Con l’interrogazione parlamentare presentata ieri alla Camera dei Deputati, l’Onorevole Adolfo Urso, esponente del partito Fratelli d’Italia, ha denunciato la non pariteticità dell’avvenuta fusione tra i gruppi industriali del settore automobilistico (automotive, come oggi viene definito) Peugeot e Fiat Chrysler (FCA).
«Invece scopriamo, dopo la fusione – ha affermato Urso -, che si è trattato di una vendita ai francesi, che hanno ora la governance, incluso l’amministratore delegato e dei due sindacati presenti nel consiglio d’amministrazione, uno espressione dei francesi e l’altro degli statunitensi».
Le mani di Parigi su Stellantis
Il management Stellantis è di nomina francese, ha sottolineato il parlamentare dell’opposizione, aggiungendo che presto verrà chiusa una linea di produzione nello stabilimento industriale di Melfi.
«A fronte di questo – ha proseguito Urso – sappiamo anche che la stessa holding ha messo in vendita l’Iveco ai cinesi e, nel frattempo, intende vendere Comau e Teksid sempre ad acquirenti asiatici, mentre in questi ultimi tempi ha ceduto piccole e medie aziende della filiera automobilistica».
A questo punto l’interrogativo posto dal parlamentare siciliano al ministro dello Sviluppo economico Giancarlo Giorgetti è stato il seguente: «Cosa era stato notificato a Palazzo Chigi? La fusione o la vendita? Inoltre, era stato comunicato che lo Stato francese dopo la fusione avrebbe aumentato le quote?»
Urso ha poi chiesto il perché il Governo non attivi Cassa depositi e prestiti allo scopo di farle acquistare una quota pari a quella detenuta dallo Stato francese, allo scopo di garantire che anche gli stabilimenti industriali italiani e la filiera dell’automotive siano protetti in caso di ristrutturazioni.
Il «pericolo giallo»

* [Obiettivo indicato A] Nelle voci qui sotto, ripeti tali e quali le righe dalla riga che contiene "task-item: 5 Attend" alla riga che contiene "drop-zone-quadrant-1[interactable]: [47, 97, 199, 263]", entrambe incluse.

(Voci tratte da un dataset)
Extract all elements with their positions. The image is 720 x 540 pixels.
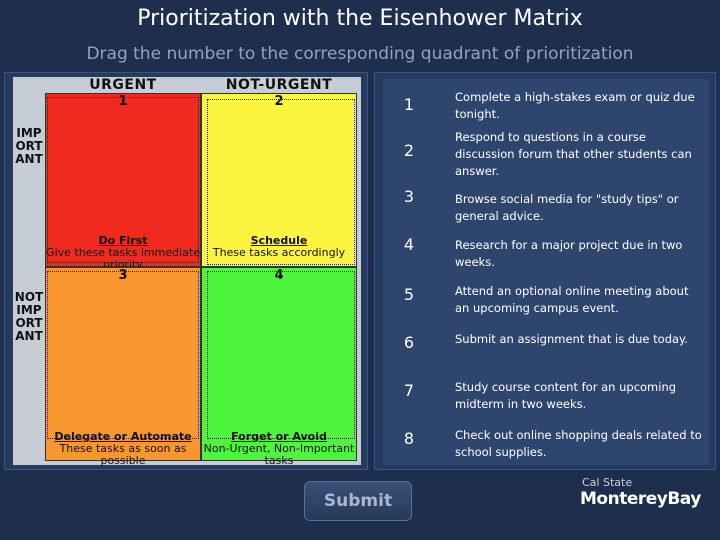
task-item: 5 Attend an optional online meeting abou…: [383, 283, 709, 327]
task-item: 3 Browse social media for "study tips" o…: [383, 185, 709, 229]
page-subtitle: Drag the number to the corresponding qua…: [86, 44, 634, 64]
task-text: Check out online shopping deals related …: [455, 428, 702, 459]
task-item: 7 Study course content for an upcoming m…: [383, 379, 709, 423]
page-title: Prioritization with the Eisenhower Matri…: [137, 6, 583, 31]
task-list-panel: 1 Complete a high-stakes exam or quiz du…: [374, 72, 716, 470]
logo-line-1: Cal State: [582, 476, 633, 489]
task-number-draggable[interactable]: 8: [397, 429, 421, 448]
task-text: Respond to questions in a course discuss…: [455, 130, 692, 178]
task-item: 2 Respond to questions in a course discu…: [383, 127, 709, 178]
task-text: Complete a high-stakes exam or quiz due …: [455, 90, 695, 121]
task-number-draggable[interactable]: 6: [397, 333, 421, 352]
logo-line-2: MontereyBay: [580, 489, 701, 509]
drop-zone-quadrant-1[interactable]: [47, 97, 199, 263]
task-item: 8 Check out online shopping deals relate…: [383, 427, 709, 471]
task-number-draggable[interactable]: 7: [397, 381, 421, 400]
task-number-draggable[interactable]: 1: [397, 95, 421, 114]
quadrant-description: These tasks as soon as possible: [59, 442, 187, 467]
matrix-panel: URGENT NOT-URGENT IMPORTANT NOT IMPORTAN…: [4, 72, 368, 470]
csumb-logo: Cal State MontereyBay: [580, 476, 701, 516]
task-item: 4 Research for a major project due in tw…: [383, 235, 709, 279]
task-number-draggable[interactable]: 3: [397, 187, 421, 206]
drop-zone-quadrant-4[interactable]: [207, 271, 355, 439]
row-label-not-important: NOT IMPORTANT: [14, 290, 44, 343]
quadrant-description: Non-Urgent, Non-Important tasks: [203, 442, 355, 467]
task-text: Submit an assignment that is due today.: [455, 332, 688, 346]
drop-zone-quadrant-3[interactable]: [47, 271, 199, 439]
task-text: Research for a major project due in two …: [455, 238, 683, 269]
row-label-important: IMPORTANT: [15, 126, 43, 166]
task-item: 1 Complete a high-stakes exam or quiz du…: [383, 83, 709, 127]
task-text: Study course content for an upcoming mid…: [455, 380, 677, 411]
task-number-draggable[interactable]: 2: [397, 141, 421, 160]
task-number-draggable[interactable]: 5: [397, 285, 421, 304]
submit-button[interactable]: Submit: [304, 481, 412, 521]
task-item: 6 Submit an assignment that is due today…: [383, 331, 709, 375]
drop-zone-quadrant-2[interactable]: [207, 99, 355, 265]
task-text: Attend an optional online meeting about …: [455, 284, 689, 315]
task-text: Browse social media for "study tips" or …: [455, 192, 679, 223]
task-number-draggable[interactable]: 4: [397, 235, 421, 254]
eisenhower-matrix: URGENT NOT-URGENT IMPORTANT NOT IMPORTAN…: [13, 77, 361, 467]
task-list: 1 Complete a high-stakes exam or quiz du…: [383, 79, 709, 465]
* * *
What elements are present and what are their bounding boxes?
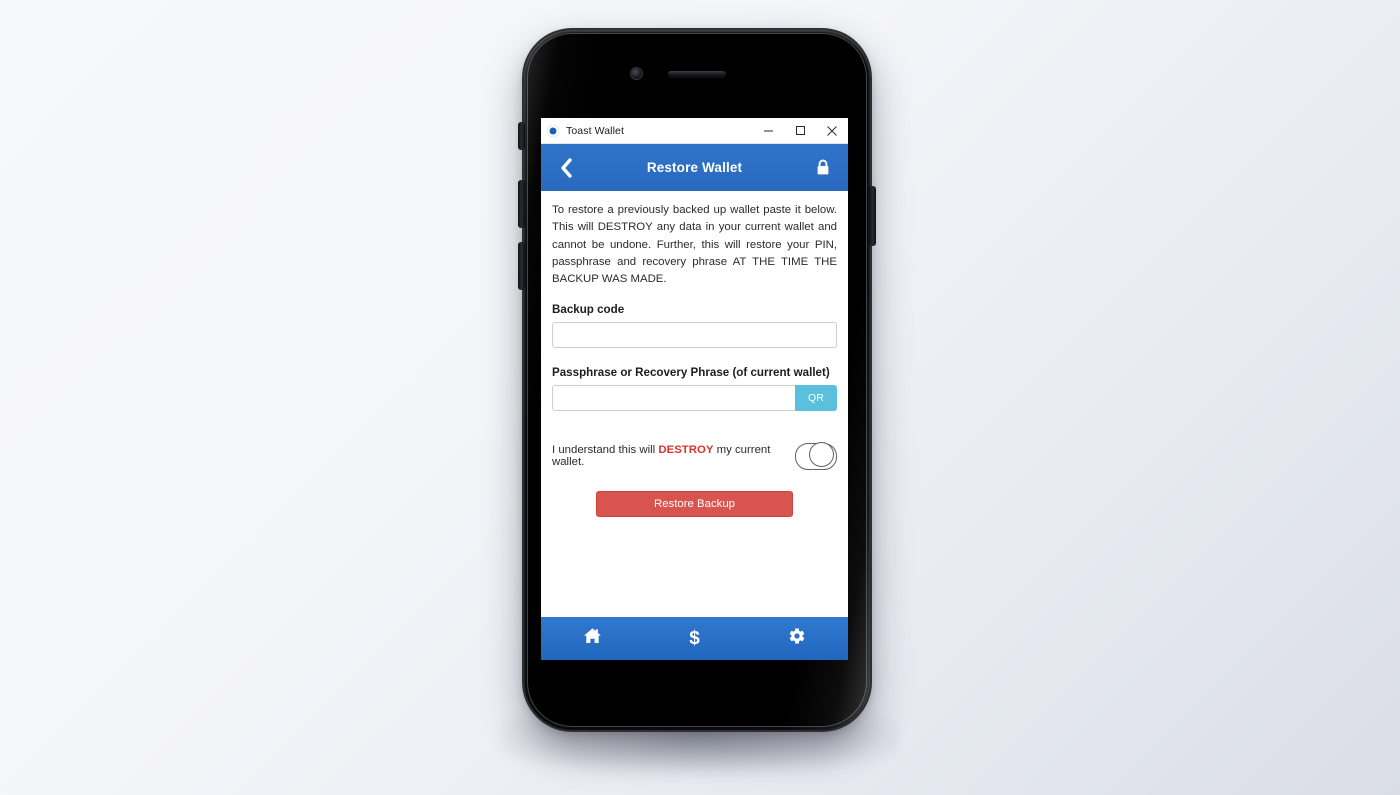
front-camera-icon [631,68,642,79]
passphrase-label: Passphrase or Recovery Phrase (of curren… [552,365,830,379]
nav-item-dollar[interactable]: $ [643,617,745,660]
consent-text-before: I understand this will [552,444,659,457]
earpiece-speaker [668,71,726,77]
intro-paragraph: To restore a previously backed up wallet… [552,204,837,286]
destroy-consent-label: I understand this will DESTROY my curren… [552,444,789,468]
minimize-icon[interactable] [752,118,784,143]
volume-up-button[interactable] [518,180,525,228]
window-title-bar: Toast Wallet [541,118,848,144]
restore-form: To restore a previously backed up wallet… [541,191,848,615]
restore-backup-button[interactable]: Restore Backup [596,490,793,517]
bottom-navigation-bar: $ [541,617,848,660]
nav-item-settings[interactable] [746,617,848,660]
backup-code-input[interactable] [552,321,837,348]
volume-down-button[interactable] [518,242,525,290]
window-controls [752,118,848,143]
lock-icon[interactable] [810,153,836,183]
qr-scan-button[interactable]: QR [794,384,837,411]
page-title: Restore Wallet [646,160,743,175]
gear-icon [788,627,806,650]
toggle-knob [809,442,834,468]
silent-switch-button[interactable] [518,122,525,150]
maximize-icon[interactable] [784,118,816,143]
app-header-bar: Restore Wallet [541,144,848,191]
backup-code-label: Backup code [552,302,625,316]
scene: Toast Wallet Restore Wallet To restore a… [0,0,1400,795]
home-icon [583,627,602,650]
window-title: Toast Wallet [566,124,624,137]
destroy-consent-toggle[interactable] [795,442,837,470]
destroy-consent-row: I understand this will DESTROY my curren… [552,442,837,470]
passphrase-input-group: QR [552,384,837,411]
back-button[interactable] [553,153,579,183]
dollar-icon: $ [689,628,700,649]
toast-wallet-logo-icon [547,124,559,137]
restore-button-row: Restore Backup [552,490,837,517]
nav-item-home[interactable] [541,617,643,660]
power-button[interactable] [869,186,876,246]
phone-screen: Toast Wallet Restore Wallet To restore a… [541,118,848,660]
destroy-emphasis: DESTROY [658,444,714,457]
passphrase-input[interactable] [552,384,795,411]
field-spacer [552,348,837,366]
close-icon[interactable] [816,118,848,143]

* [Obiettivo indicato B] Riproduci senza alcuna modifica il passo del testo sulla fusione tra Peugeot e FCA da "A questo punto" a "caso di ristrutturazioni.".

* [Risposta al compito A]
task-item: 5 Attend an optional online meeting abou…: [383, 283, 709, 327]
task-item: 3 Browse social media for "study tips" o…: [383, 185, 709, 229]
page-subtitle: Drag the number to the corresponding qua…: [86, 44, 634, 64]
task-text: Check out online shopping deals related …: [455, 428, 702, 459]
task-item: 7 Study course content for an upcoming m…: [383, 379, 709, 423]
page-title: Prioritization with the Eisenhower Matri…: [137, 6, 583, 31]
task-list-panel: 1 Complete a high-stakes exam or quiz du…: [374, 72, 716, 470]
logo-line-1: Cal State: [582, 476, 633, 489]
task-number-draggable[interactable]: 8: [397, 429, 421, 448]
task-text: Respond to questions in a course discuss…: [455, 130, 692, 178]
task-item: 2 Respond to questions in a course discu…: [383, 127, 709, 178]
task-text: Complete a high-stakes exam or quiz due …: [455, 90, 695, 121]
task-number-draggable[interactable]: 6: [397, 333, 421, 352]
logo-line-2: MontereyBay: [580, 489, 701, 509]
drop-zone-quadrant-1[interactable]: [47, 97, 199, 263]

* [Risposta al compito B]
A questo punto l’interrogativo posto dal parlamentare siciliano al ministro dello Sviluppo economico Giancarlo Giorgetti è stato il seguente: «Cosa era stato notificato a Palazzo Chigi? La fusione o la vendita? Inoltre, era stato comunicato che lo Stato francese dopo la fusione avrebbe aumentato le quote?»
Urso ha poi chiesto il perché il Governo non attivi Cassa depositi e prestiti allo scopo di farle acquistare una quota pari a quella detenuta dallo Stato francese, allo scopo di garantire che anche gli stabilimenti industriali italiani e la filiera dell’automotive siano protetti in caso di ristrutturazioni.